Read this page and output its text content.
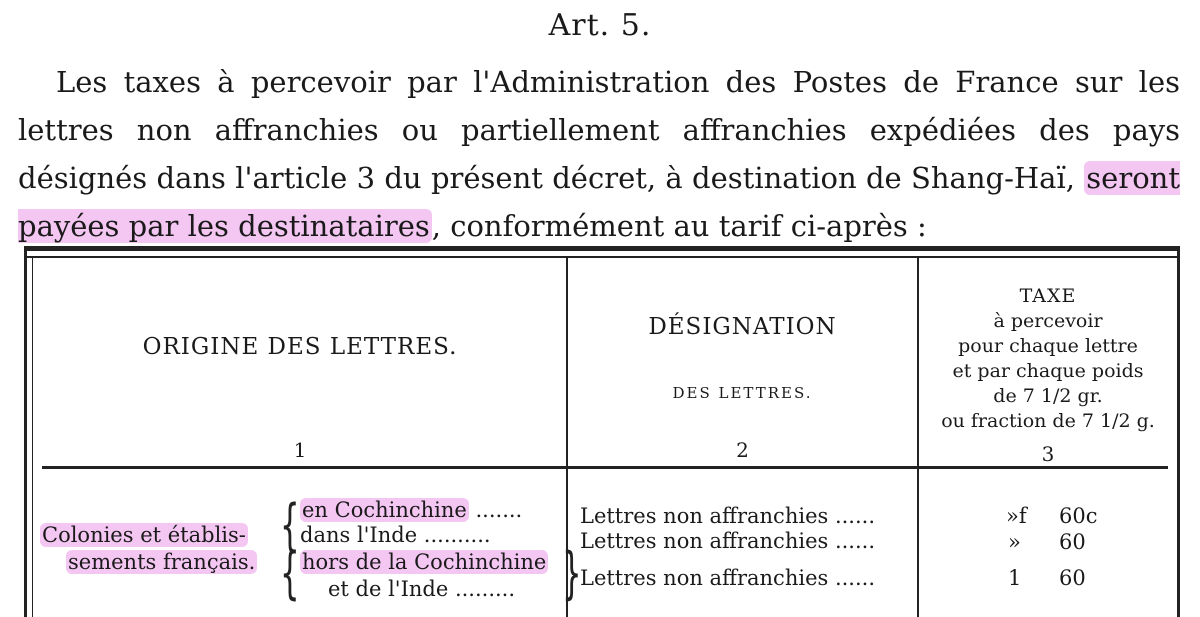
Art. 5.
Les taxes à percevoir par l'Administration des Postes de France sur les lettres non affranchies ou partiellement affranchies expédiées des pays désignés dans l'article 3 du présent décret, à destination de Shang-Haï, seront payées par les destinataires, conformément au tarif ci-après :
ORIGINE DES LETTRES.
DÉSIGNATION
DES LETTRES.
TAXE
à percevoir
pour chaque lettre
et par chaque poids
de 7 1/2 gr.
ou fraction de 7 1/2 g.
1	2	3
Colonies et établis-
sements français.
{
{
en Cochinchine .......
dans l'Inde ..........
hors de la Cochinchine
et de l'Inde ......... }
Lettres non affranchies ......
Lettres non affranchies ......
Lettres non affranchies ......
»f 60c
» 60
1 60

******************************

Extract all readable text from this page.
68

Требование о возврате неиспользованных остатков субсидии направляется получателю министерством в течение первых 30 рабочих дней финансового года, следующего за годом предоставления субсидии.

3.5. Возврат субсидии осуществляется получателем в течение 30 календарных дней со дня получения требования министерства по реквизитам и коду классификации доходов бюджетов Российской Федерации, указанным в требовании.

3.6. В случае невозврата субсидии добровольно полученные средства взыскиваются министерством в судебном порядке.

******************************

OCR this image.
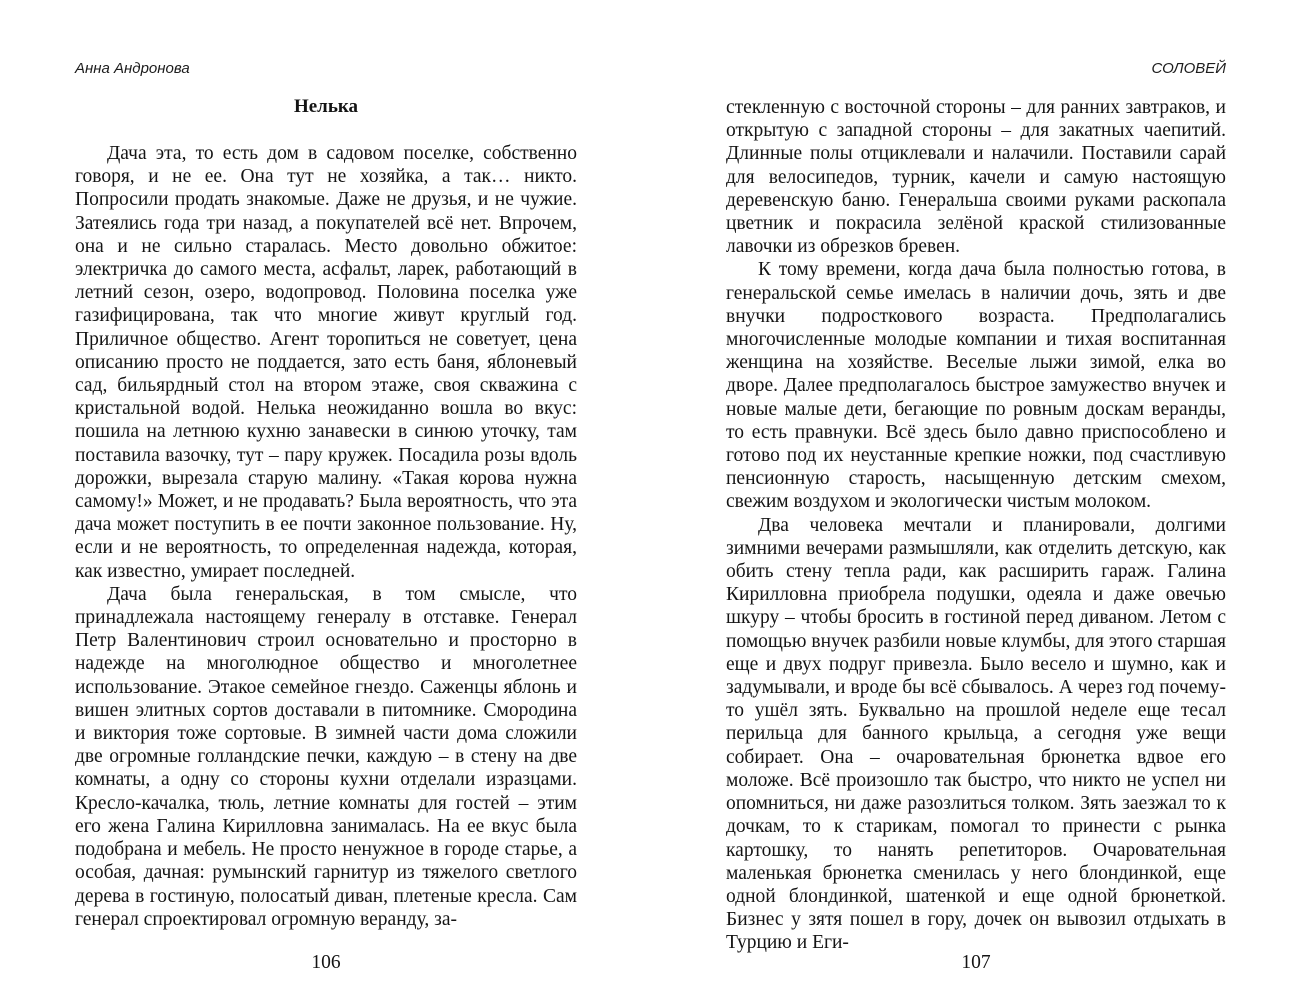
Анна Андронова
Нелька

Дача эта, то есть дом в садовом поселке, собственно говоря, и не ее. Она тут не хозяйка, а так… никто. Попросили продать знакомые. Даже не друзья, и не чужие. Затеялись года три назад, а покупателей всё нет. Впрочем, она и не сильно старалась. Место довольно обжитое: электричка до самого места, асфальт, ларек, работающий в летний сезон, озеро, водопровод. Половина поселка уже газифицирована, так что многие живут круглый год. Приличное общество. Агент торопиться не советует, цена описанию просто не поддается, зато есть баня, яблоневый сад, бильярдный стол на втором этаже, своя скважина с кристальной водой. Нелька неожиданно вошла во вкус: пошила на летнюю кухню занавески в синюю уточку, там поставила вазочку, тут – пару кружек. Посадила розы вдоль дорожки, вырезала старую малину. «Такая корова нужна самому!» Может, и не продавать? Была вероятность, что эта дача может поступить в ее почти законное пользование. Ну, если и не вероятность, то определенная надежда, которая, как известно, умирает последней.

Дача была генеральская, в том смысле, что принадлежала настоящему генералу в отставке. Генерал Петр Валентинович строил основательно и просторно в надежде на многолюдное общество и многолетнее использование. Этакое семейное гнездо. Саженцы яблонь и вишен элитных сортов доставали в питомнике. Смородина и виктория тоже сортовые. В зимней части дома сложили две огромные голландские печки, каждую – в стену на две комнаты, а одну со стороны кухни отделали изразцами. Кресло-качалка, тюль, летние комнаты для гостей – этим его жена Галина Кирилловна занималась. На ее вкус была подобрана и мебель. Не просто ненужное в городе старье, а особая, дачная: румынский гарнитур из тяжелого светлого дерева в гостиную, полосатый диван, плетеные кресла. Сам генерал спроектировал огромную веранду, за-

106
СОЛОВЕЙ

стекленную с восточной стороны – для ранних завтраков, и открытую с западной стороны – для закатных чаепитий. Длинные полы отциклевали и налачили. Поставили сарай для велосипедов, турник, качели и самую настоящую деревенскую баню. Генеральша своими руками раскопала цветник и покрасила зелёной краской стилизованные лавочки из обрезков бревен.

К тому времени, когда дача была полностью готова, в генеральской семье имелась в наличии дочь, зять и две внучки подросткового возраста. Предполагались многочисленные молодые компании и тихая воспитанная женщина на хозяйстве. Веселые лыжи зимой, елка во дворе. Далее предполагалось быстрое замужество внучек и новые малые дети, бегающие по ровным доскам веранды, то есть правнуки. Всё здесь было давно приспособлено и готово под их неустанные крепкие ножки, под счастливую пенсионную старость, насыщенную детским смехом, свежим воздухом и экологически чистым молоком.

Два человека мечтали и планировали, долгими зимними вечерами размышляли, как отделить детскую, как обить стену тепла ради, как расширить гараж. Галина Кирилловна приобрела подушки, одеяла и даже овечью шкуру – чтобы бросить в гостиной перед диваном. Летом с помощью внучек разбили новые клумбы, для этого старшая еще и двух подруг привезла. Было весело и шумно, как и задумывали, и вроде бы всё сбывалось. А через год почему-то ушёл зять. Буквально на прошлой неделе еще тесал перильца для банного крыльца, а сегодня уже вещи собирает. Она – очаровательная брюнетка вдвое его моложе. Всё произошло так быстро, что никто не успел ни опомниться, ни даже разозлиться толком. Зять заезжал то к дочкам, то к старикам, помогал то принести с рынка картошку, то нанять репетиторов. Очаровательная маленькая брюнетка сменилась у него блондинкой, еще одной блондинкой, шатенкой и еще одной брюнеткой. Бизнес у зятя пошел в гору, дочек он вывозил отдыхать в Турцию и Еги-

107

******************************

**DIRECTION:** Collect the lines of the records that include the string "течение".

**PROBLEM SOLUTION:**
Требование о возврате неиспользованных остатков субсидии направляется получателю министерством в течение первых 30 рабочих дней финансового года, следующего за годом предоставления субсидии.
3.5. Возврат субсидии осуществляется получателем в течение 30 календарных дней со дня получения требования министерства по реквизитам и коду классификации доходов бюджетов Российской Федерации, указанным в требовании.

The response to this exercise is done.